# Document section

■ ■ ■ ■

# unif: Uniform distribution on the hypersphere In rotasym: Tests for Rotational Symmetry on the Hypersphere

 unif R Documentation

## Uniform distribution on the hypersphere

### Description

Density and simulation of the uniform distribution on S^{p-1} := {x \in R^p : ||x|| = 1}, p≥ 1. The density is just the inverse of the surface area of S^{p-1}, given by

ω_p := 2π^{p/2} / Γ(p/2).

### Usage

d_unif_sphere(x, log = FALSE)

r_unif_sphere(n, p)

w_p(p, log = FALSE)


### Arguments

 x locations in S^{p-1} to evaluate the density. Either a matrix of size c(nx, p) or a vector of length p. Normalized internally if required (with a warning message). log flag to indicate if the logarithm of the density (or the normalizing constant) is to be computed. n sample size, a positive integer. p dimension of the ambient space R^p that contains S^{p-1}. A positive integer.

### Details

If p = 1, then S^{0} = \{-1, 1\} and the "surface area" is 2. The function w_p is vectorized on p.

### Value

Depending on the function:

• d_unif_sphere: a vector of length nx or 1 with the evaluated density at x.

• r_unif_sphere: a matrix of size c(n, p) with the random sample.

• w_p: the surface area of S^{p-1}.

### Author(s)

Eduardo García-Portugués, Davy Paindaveine, and Thomas Verdebout.

### Examples

## Area of S^{p - 1}

# Areas of S^0, S^1, and S^2
w_p(p = 1:3)

# Area as a function of p
p <- 1:20
plot(p, w_p(p = p), type = "o", pch = 16, xlab = "p", ylab = "Area",
main = expression("Surface area of " * S^{p - 1}), axes = FALSE)
box()
axis(1, at = p)
axis(2, at = seq(0, 34, by = 2))

## Simulation and density evaluation for p = 1, 2, 3

# p = 1
n <- 500
x <- r_unif_sphere(n = n, p = 1)
barplot(table(x) / n)

# p = 2
x <- r_unif_sphere(n = n, p = 3)
plot(x)

■ ■ ■ ■

# Material shown
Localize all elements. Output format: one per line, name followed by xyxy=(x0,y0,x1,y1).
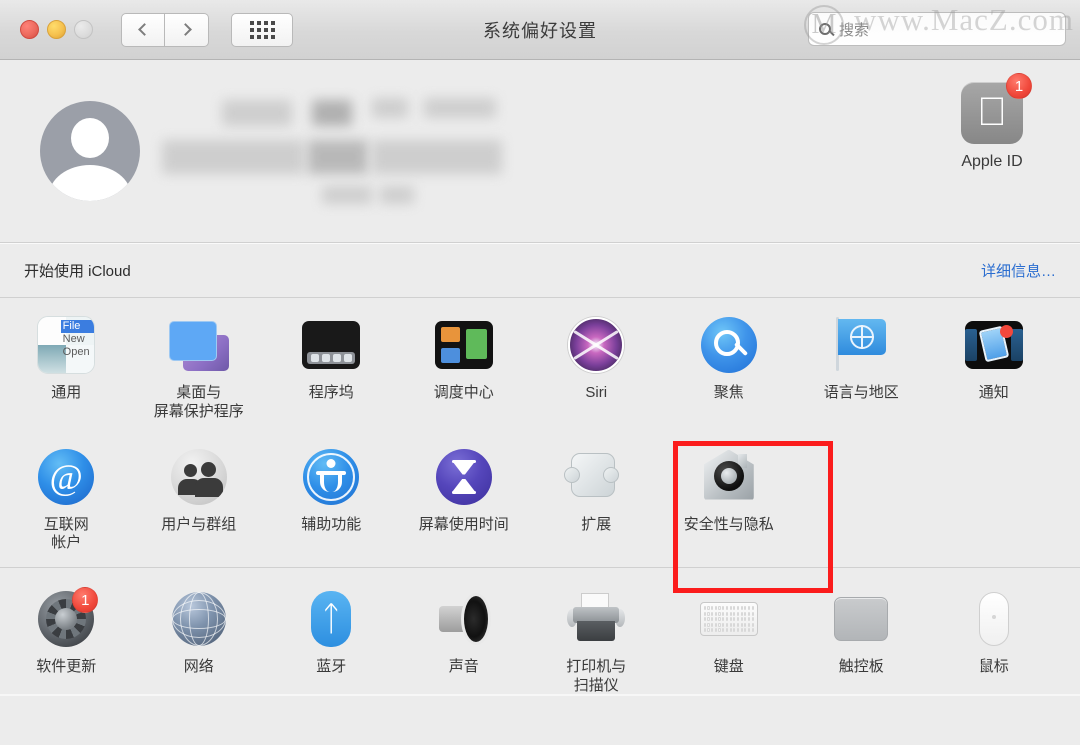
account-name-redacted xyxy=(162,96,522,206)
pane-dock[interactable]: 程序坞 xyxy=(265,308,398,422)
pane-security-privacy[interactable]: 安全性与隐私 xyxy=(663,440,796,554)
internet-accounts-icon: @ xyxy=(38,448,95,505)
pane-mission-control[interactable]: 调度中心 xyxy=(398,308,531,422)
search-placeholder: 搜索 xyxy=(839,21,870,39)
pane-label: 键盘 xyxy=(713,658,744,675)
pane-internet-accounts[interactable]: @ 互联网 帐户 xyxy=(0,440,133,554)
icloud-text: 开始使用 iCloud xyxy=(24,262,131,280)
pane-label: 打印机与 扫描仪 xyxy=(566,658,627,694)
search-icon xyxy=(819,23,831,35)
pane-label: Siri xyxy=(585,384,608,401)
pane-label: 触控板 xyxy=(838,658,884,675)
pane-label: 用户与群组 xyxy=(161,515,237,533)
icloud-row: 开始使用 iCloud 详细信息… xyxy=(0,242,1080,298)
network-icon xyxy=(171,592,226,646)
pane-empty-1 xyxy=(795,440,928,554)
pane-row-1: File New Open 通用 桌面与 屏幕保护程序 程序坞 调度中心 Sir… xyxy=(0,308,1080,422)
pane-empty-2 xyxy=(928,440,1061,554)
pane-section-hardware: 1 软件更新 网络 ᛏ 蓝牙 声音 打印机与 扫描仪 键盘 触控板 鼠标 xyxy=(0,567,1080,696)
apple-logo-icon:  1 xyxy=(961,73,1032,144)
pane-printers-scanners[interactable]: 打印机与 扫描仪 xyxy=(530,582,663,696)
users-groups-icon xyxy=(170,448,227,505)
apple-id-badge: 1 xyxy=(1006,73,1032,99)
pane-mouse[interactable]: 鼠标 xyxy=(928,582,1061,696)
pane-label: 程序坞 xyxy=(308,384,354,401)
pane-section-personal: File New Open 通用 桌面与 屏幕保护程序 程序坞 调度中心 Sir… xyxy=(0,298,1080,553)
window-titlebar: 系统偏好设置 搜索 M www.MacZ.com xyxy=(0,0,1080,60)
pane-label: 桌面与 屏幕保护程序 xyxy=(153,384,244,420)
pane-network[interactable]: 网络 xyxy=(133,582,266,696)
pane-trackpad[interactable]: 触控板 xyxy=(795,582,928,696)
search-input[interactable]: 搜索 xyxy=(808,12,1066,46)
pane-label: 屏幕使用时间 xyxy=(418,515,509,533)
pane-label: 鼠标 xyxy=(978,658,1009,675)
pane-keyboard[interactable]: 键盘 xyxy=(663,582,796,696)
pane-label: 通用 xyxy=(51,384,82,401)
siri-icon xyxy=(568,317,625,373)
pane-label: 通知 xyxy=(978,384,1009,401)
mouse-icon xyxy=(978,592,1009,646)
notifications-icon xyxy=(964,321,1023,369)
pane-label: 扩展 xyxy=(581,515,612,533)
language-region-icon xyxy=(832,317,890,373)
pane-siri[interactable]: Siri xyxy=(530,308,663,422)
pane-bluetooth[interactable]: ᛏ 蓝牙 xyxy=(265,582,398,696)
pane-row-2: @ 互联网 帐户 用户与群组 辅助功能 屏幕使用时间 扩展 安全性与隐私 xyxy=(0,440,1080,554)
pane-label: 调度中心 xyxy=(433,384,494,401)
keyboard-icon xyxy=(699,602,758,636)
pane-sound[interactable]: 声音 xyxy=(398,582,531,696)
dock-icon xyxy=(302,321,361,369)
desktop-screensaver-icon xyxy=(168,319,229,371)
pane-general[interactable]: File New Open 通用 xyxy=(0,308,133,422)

■ ■ ■ ■

# Tasks to perform
- a) Summarize the help page in two sentences.
- b) Return the passage of the help page from "axis(2, at = seq(0, 34, by" up to and including "barplot(table(x) / n)", copied word for word.
The records can be set aside.

# Final results
- a) The help page covers the density and simulation of the uniform distribution on the hypersphere S^{p-1}, whose density is the inverse of the surface area ω_p := 2π^{p/2} / Γ(p/2). The function d_unif_sphere evaluates the density at given locations, r_unif_sphere returns a random sample as a matrix of size c(n, p), and w_p gives the surface area, which is 2 when p = 1.

- b)
axis(2, at = seq(0, 34, by = 2))

## Simulation and density evaluation for p = 1, 2, 3

# p = 1
n <- 500
x <- r_unif_sphere(n = n, p = 1)
barplot(table(x) / n)